The request »
Determine how many lines of the material hold the string "vecka" and reply with only that number.

Working data »
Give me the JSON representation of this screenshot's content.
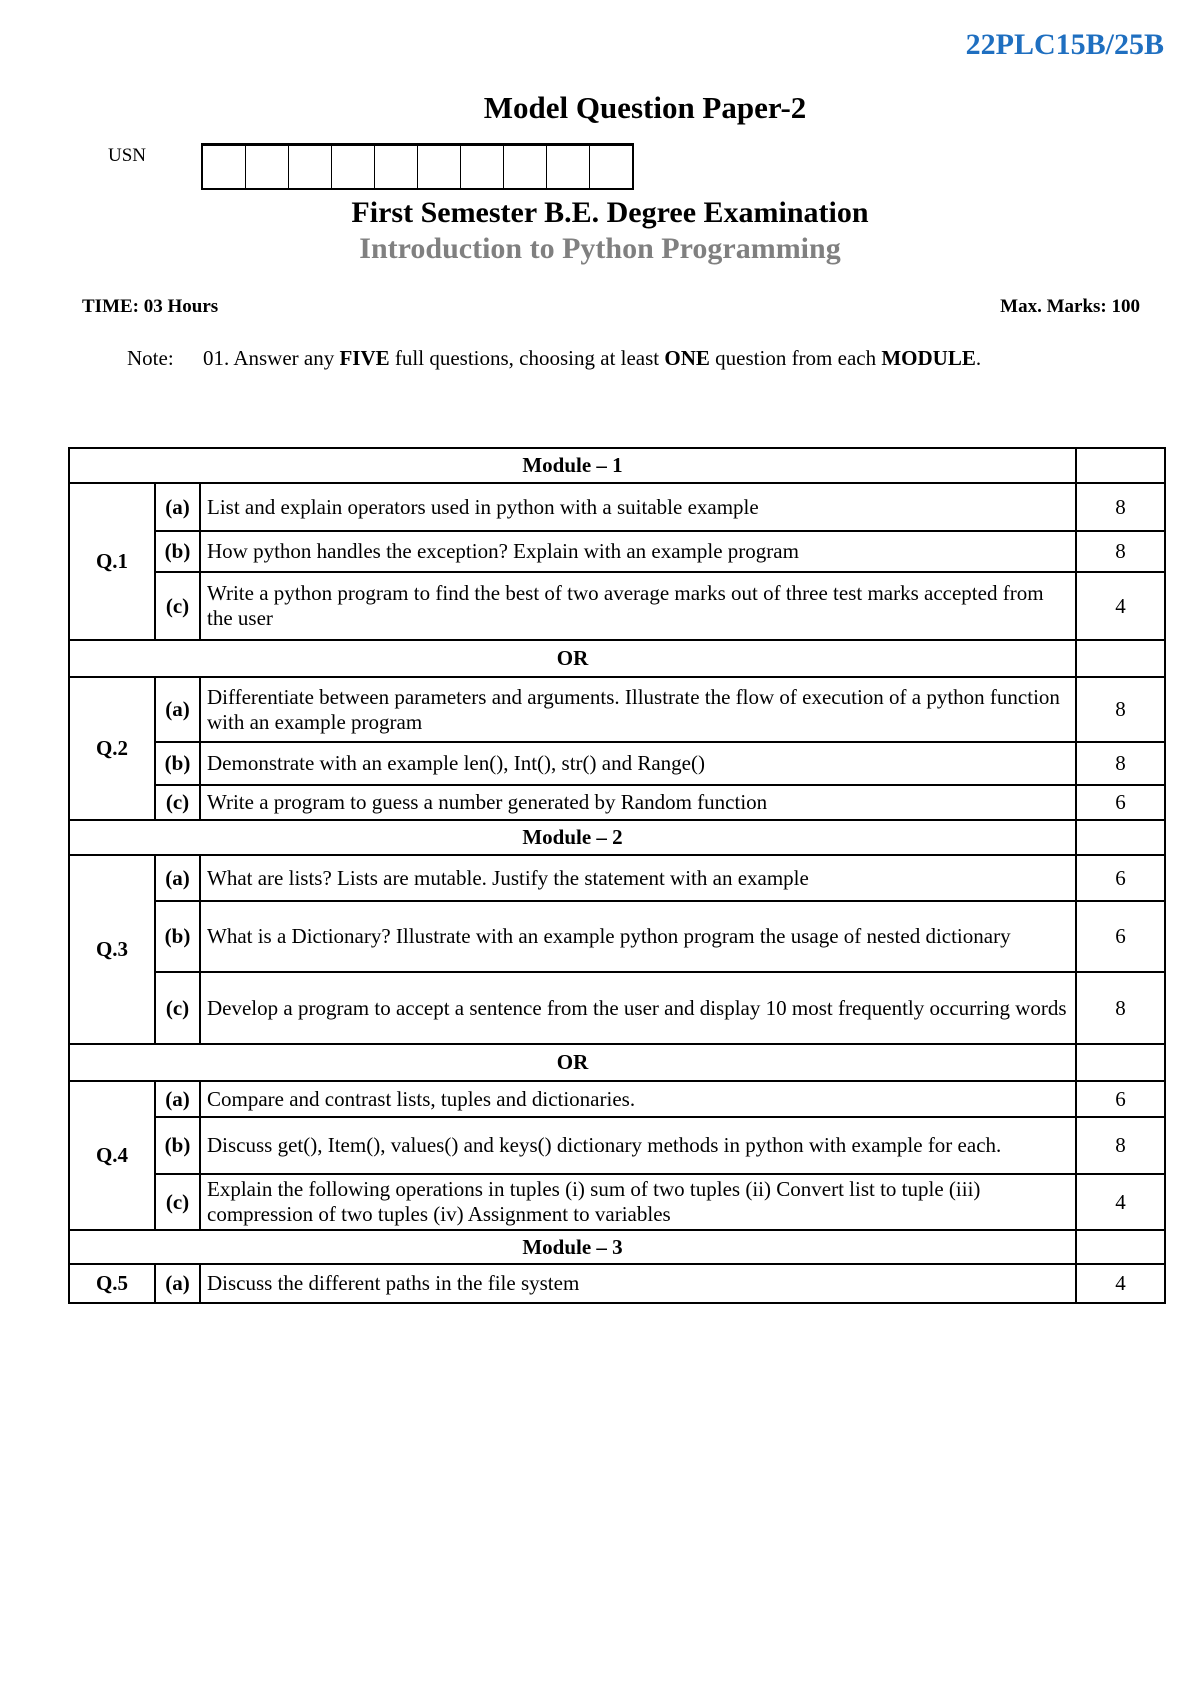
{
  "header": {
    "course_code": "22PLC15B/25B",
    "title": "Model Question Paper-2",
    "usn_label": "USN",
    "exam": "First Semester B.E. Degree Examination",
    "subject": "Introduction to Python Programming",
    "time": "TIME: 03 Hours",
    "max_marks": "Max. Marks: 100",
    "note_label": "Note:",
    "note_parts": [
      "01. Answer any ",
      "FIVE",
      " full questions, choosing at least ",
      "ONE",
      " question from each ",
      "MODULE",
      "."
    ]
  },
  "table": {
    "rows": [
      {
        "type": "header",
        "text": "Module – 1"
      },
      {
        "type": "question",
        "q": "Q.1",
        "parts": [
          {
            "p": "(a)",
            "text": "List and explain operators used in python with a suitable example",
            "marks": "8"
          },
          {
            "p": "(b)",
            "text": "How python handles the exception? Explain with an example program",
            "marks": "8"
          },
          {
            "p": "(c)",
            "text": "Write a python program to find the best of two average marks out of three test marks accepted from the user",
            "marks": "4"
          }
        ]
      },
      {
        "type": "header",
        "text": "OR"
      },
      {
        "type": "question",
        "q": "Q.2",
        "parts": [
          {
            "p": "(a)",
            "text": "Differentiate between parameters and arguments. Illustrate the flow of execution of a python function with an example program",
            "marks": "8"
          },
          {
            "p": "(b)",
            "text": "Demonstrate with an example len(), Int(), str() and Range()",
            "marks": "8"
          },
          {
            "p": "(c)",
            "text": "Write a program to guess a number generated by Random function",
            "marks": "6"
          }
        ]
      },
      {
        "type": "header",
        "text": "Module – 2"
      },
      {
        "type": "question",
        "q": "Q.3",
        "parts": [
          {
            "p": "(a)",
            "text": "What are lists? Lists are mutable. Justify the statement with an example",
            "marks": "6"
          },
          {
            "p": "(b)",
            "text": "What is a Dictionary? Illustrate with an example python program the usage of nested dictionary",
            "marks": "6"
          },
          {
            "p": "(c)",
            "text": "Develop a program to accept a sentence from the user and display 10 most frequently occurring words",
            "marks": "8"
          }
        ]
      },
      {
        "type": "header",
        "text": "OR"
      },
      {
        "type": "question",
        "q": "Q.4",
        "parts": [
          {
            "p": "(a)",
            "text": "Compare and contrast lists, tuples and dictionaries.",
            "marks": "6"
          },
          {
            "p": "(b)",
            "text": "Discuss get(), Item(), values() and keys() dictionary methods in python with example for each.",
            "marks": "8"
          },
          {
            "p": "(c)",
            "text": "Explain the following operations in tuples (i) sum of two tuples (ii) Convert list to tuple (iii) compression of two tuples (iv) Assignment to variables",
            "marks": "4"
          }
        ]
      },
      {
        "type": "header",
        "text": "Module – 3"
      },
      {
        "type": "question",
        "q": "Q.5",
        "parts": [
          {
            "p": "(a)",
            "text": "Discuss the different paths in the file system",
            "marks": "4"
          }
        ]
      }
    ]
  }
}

--

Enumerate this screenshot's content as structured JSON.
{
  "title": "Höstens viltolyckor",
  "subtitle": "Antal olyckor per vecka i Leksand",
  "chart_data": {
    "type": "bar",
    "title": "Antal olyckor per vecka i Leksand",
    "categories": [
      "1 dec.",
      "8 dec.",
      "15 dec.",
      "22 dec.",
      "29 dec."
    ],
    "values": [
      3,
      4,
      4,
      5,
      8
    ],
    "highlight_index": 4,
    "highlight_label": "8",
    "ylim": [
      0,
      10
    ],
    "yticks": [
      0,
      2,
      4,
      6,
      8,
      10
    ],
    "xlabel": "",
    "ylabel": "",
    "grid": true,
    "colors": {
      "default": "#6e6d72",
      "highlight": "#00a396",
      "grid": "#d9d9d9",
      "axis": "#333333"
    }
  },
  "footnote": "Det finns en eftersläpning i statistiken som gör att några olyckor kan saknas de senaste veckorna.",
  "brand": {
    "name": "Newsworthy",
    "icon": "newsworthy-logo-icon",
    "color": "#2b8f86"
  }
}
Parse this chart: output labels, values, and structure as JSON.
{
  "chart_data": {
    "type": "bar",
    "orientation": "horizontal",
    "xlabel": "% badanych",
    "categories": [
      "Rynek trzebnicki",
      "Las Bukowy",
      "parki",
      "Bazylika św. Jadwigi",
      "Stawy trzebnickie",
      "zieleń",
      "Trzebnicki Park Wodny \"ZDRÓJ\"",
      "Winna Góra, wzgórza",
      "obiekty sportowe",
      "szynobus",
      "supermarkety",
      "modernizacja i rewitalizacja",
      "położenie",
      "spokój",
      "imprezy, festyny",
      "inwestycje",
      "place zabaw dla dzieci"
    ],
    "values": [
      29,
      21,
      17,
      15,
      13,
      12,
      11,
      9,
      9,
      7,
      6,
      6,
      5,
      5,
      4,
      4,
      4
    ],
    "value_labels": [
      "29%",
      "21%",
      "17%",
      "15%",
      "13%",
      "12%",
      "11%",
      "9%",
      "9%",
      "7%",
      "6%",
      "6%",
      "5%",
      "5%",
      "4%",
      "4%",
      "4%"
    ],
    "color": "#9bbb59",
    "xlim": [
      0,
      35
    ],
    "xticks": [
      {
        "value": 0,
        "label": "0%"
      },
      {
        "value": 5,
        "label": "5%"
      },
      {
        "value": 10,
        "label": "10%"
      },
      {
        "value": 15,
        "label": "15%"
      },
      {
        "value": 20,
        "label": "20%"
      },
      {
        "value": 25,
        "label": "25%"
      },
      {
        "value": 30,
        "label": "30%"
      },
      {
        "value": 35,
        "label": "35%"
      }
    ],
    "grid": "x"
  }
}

--

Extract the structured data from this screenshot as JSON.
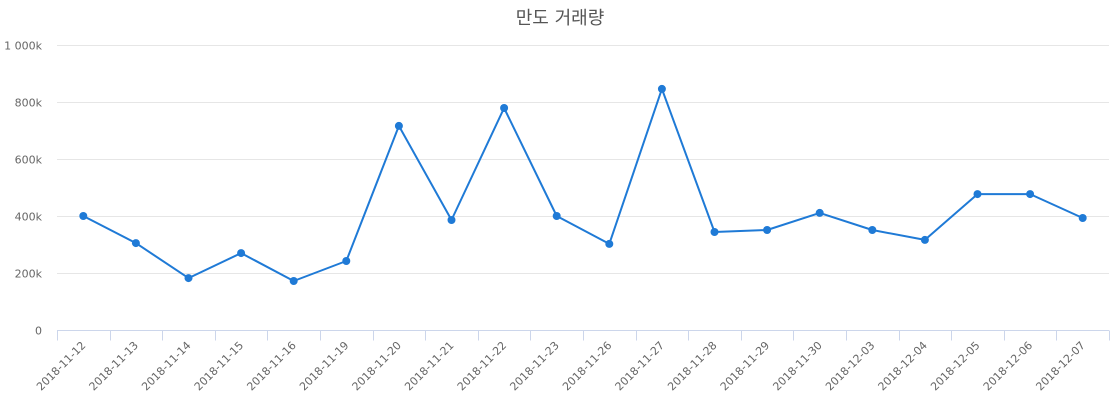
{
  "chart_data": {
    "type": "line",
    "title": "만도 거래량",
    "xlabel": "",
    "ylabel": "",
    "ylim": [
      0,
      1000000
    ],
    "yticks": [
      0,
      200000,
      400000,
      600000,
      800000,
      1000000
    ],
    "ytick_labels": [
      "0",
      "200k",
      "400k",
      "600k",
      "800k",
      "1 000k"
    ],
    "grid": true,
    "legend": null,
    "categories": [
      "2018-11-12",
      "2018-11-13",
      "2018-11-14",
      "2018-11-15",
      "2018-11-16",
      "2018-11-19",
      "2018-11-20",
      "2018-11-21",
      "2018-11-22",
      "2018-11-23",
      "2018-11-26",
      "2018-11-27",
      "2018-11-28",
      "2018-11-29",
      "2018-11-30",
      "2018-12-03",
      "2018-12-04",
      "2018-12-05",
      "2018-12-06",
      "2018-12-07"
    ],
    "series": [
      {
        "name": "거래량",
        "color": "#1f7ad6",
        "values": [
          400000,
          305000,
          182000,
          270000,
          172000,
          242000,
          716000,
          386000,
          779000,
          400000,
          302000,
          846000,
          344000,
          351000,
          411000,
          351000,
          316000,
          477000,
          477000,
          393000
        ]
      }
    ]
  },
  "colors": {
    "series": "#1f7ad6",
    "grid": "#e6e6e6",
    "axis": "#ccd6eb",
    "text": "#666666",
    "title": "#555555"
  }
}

Task result »
2